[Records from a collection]
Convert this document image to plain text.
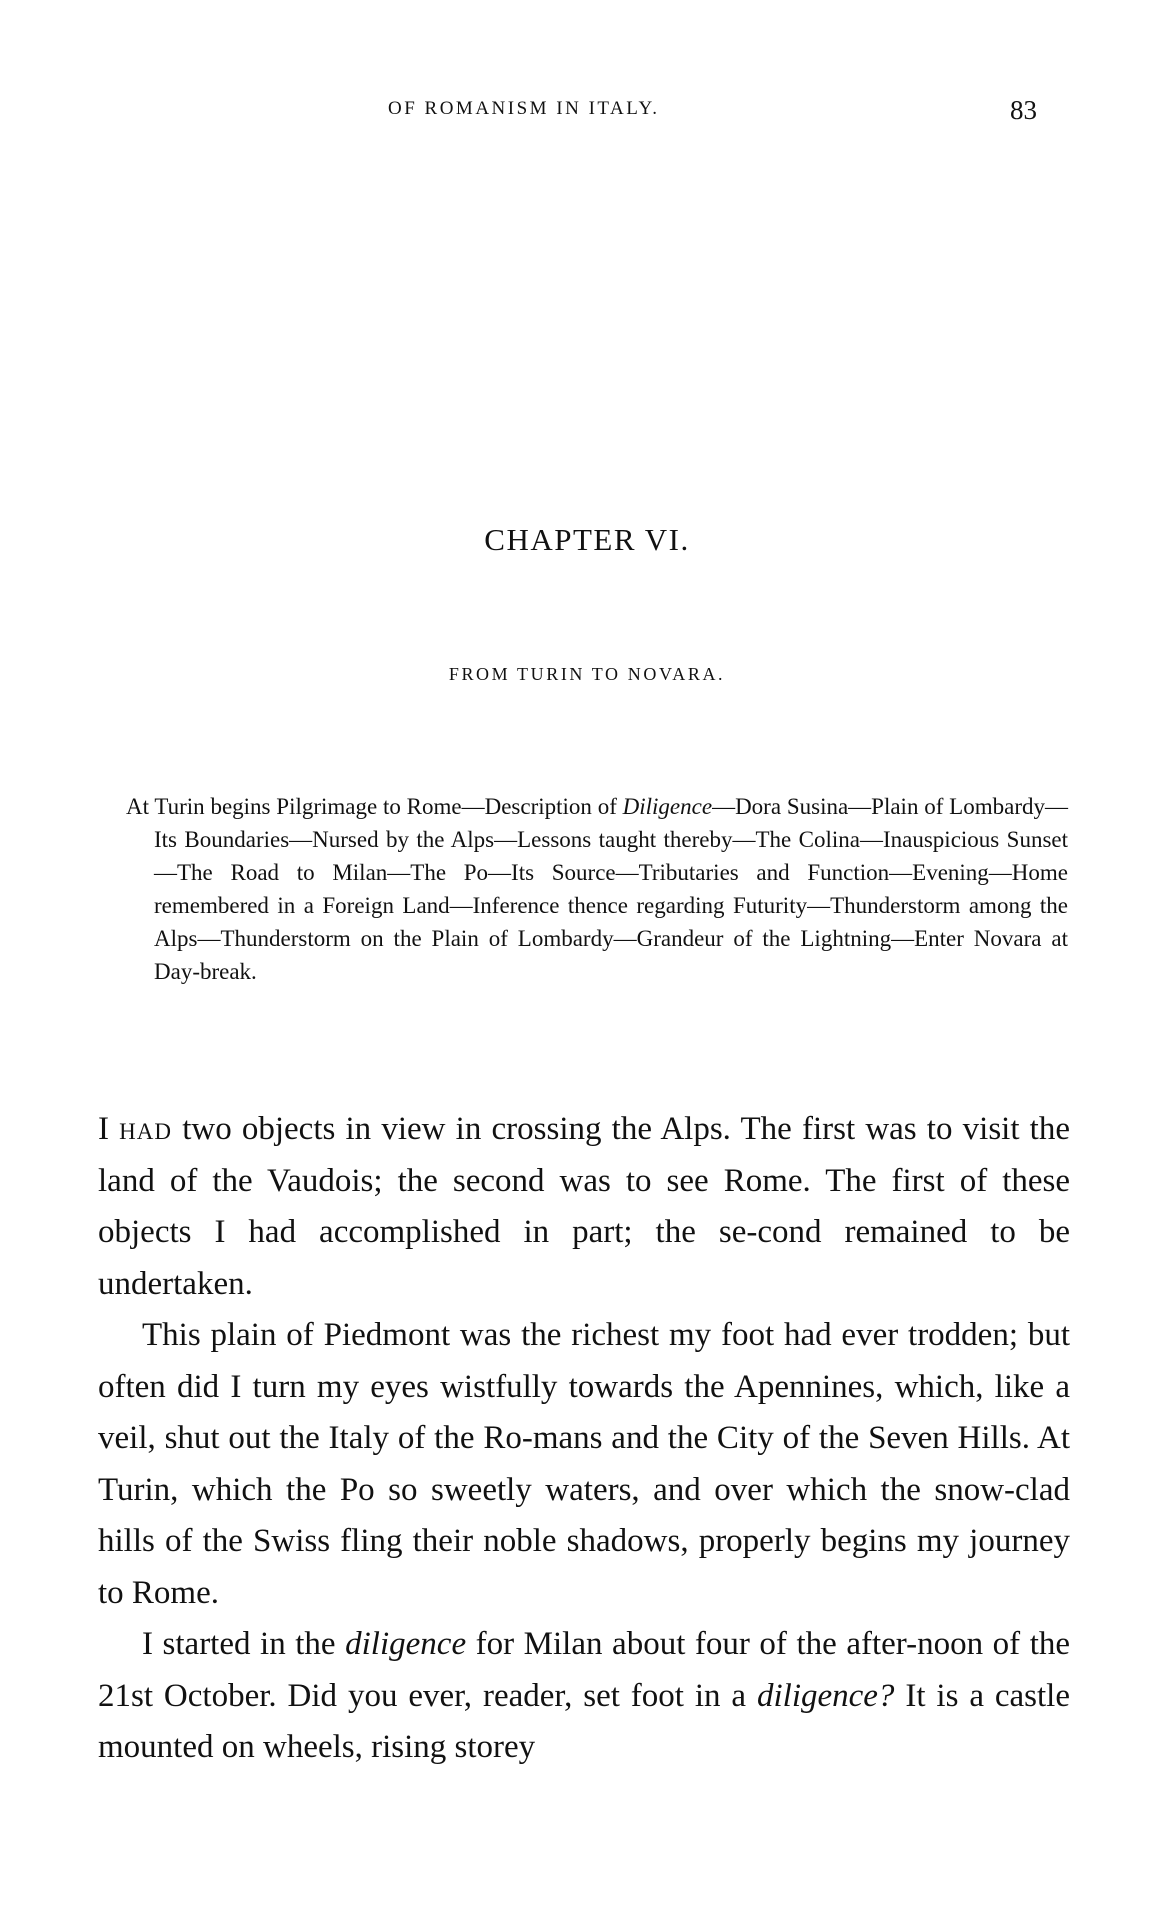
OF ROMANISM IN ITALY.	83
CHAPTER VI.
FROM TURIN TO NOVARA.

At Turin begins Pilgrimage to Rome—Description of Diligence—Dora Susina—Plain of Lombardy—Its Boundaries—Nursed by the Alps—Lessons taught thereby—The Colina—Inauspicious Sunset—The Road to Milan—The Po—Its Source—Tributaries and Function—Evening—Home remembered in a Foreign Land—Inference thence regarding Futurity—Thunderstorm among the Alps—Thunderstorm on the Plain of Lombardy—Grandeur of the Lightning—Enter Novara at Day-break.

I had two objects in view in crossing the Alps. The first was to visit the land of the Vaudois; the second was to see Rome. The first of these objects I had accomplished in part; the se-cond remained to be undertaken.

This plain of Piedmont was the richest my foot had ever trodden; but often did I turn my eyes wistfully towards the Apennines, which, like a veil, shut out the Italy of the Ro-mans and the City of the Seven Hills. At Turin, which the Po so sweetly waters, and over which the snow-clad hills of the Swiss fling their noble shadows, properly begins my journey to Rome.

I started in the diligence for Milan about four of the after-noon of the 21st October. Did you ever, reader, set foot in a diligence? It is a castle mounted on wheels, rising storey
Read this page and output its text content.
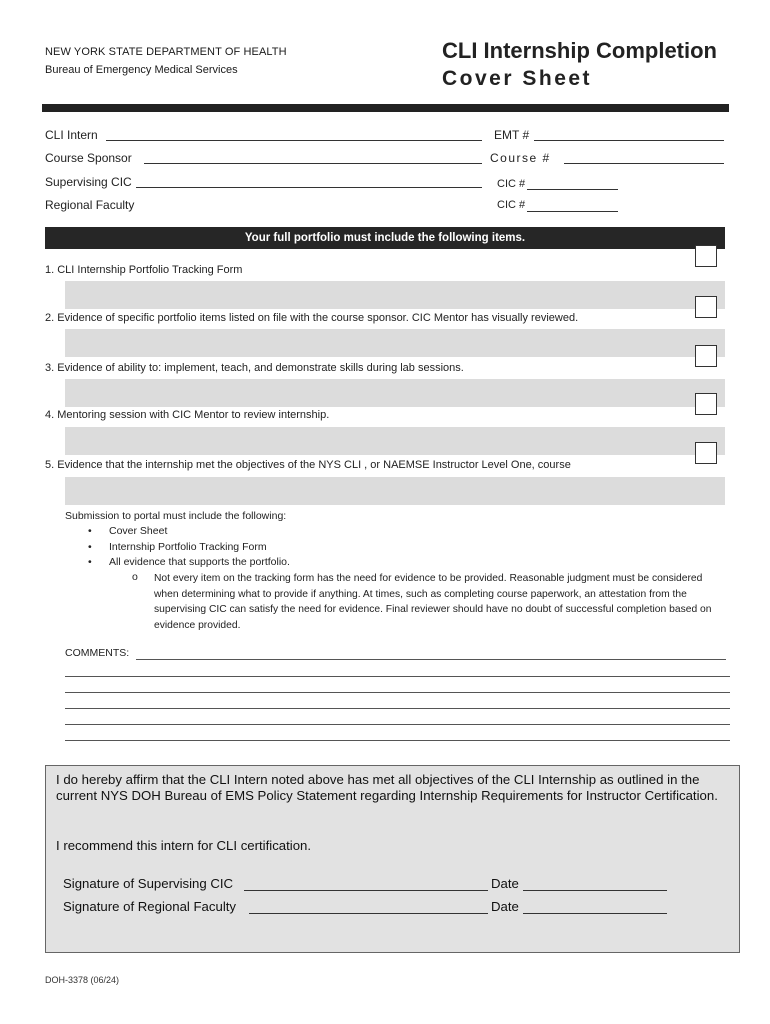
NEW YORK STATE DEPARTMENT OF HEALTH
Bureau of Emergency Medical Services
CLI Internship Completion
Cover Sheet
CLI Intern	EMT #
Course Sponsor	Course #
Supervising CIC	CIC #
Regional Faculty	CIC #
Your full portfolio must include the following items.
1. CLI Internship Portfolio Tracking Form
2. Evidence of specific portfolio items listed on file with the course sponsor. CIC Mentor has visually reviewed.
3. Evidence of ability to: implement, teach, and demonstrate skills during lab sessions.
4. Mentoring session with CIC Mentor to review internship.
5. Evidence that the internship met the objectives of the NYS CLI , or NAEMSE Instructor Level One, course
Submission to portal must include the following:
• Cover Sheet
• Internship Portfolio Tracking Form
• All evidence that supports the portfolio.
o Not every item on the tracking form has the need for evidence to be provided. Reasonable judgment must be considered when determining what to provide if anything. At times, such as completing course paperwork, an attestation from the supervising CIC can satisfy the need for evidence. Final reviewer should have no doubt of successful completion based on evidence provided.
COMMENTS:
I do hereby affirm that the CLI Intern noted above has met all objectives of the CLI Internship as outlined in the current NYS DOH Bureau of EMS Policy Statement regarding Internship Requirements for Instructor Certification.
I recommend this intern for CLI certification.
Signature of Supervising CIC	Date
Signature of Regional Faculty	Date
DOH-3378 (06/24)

- [Prompt]: Give only the number of lines in the data that hold the string "Instructor".

- [Task answer]: 2